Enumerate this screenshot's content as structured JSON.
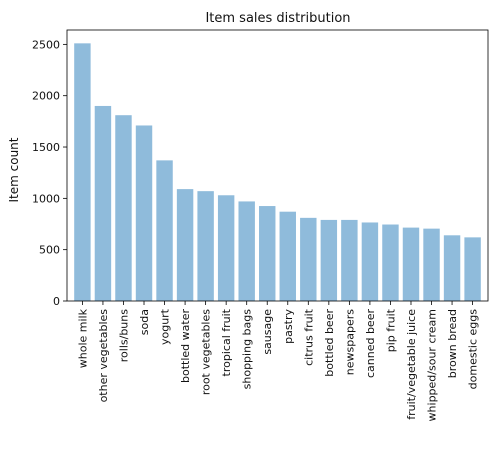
{
  "chart_data": {
    "type": "bar",
    "title": "Item sales distribution",
    "xlabel": "",
    "ylabel": "Item count",
    "categories": [
      "whole milk",
      "other vegetables",
      "rolls/buns",
      "soda",
      "yogurt",
      "bottled water",
      "root vegetables",
      "tropical fruit",
      "shopping bags",
      "sausage",
      "pastry",
      "citrus fruit",
      "bottled beer",
      "newspapers",
      "canned beer",
      "pip fruit",
      "fruit/vegetable juice",
      "whipped/sour cream",
      "brown bread",
      "domestic eggs"
    ],
    "values": [
      2510,
      1900,
      1810,
      1710,
      1370,
      1090,
      1070,
      1030,
      970,
      925,
      870,
      810,
      790,
      790,
      765,
      745,
      715,
      705,
      640,
      620
    ],
    "ylim": [
      0,
      2640
    ],
    "y_ticks": [
      0,
      500,
      1000,
      1500,
      2000,
      2500
    ],
    "bar_color": "#8fbbdb",
    "grid": false
  }
}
★ ★ ★
= Requirements =
Transcribe the material exactly, and leave out whatever pictures it holds.

= Response for this exercise =
Enumerate this screenshot's content as structured JSON.
{
  "chart_data": {
    "type": "bar",
    "title": "Item sales distribution",
    "xlabel": "",
    "ylabel": "Item count",
    "categories": [
      "whole milk",
      "other vegetables",
      "rolls/buns",
      "soda",
      "yogurt",
      "bottled water",
      "root vegetables",
      "tropical fruit",
      "shopping bags",
      "sausage",
      "pastry",
      "citrus fruit",
      "bottled beer",
      "newspapers",
      "canned beer",
      "pip fruit",
      "fruit/vegetable juice",
      "whipped/sour cream",
      "brown bread",
      "domestic eggs"
    ],
    "values": [
      2510,
      1900,
      1810,
      1710,
      1370,
      1090,
      1070,
      1030,
      970,
      925,
      870,
      810,
      790,
      790,
      765,
      745,
      715,
      705,
      640,
      620
    ],
    "ylim": [
      0,
      2640
    ],
    "y_ticks": [
      0,
      500,
      1000,
      1500,
      2000,
      2500
    ],
    "bar_color": "#8fbbdb",
    "grid": false
  }
}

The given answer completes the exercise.